_Work to complete_.
Return all the data below as it stands, minus the pictures.

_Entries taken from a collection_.
+ + + + + + +
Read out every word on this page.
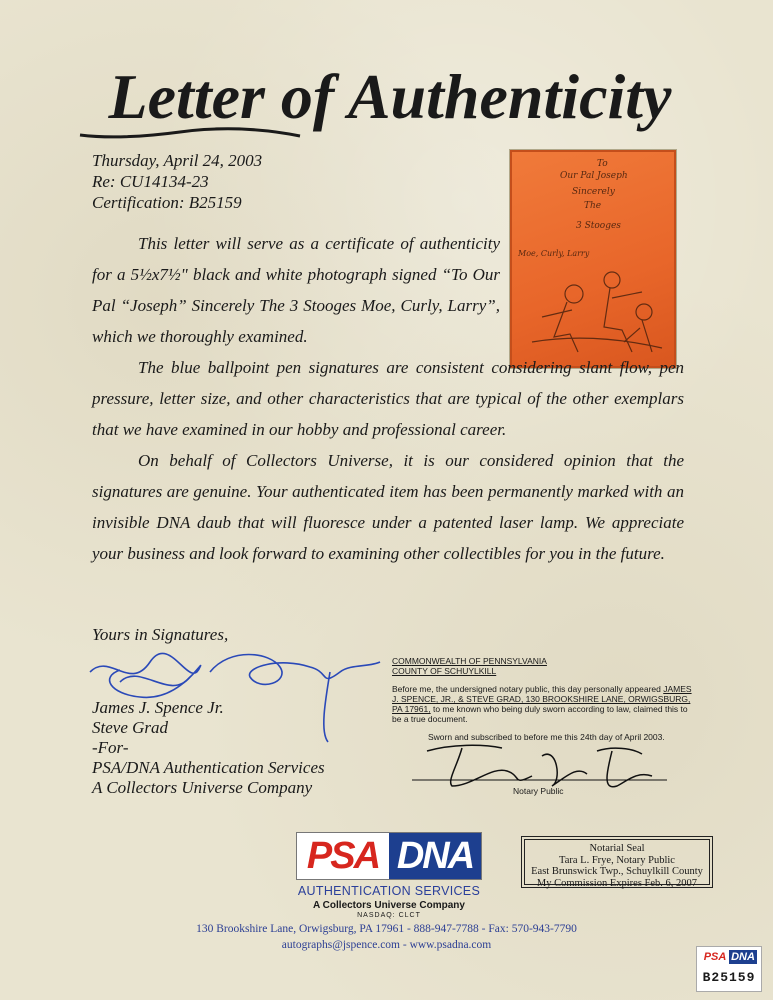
Letter of Authenticity
Thursday, April 24, 2003
Re: CU14134-23
Certification: B25159
To
Our Pal Joseph
Sincerely
The
3 Stooges
Moe, Curly, Larry
This letter will serve as a certificate of authenticity for a 5½x7½" black and white photograph signed “To Our Pal “Joseph” Sincerely The 3 Stooges Moe, Curly, Larry”, which we thoroughly examined.
The blue ballpoint pen signatures are consistent considering slant flow, pen pressure, letter size, and other characteristics that are typical of the other exemplars that we have examined in our hobby and professional career.
On behalf of Collectors Universe, it is our considered opinion that the signatures are genuine. Your authenticated item has been permanently marked with an invisible DNA daub that will fluoresce under a patented laser lamp. We appreciate your business and look forward to examining other collectibles for you in the future.
Yours in Signatures,
James J. Spence Jr.
Steve Grad
-For-
PSA/DNA Authentication Services
A Collectors Universe Company
COMMONWEALTH OF PENNSYLVANIA
COUNTY OF SCHUYLKILL
Before me, the undersigned notary public, this day personally appeared JAMES J. SPENCE, JR., & STEVE GRAD, 130 BROOKSHIRE LANE, ORWIGSBURG, PA 17961, to me known who being duly sworn according to law, claimed this to be a true document.
Sworn and subscribed to before me this 24th day of April 2003.
Notary Public
PSA DNA
AUTHENTICATION SERVICES
A Collectors Universe Company
NASDAQ: CLCT
130 Brookshire Lane, Orwigsburg, PA 17961 - 888-947-7788 - Fax: 570-943-7790
autographs@jspence.com - www.psadna.com
Notarial Seal
Tara L. Frye, Notary Public
East Brunswick Twp., Schuylkill County
My Commission Expires Feb. 6, 2007
PSA DNA
B25159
+ + + + + + +
_Task result_.
Read out every word on this page.
Letter of Authenticity
Thursday, April 24, 2003
Re: CU14134-23
Certification: B25159
To
Our Pal Joseph
Sincerely
The
3 Stooges
Moe, Curly, Larry
This letter will serve as a certificate of authenticity for a 5½x7½" black and white photograph signed “To Our Pal “Joseph” Sincerely The 3 Stooges Moe, Curly, Larry”, which we thoroughly examined.
The blue ballpoint pen signatures are consistent considering slant flow, pen pressure, letter size, and other characteristics that are typical of the other exemplars that we have examined in our hobby and professional career.
On behalf of Collectors Universe, it is our considered opinion that the signatures are genuine. Your authenticated item has been permanently marked with an invisible DNA daub that will fluoresce under a patented laser lamp. We appreciate your business and look forward to examining other collectibles for you in the future.
Yours in Signatures,
James J. Spence Jr.
Steve Grad
-For-
PSA/DNA Authentication Services
A Collectors Universe Company
COMMONWEALTH OF PENNSYLVANIA
COUNTY OF SCHUYLKILL
Before me, the undersigned notary public, this day personally appeared JAMES J. SPENCE, JR., & STEVE GRAD, 130 BROOKSHIRE LANE, ORWIGSBURG, PA 17961, to me known who being duly sworn according to law, claimed this to be a true document.
Sworn and subscribed to before me this 24th day of April 2003.
Notary Public
PSA DNA
AUTHENTICATION SERVICES
A Collectors Universe Company
NASDAQ: CLCT
130 Brookshire Lane, Orwigsburg, PA 17961 - 888-947-7788 - Fax: 570-943-7790
autographs@jspence.com - www.psadna.com
Notarial Seal
Tara L. Frye, Notary Public
East Brunswick Twp., Schuylkill County
My Commission Expires Feb. 6, 2007
PSA DNA
B25159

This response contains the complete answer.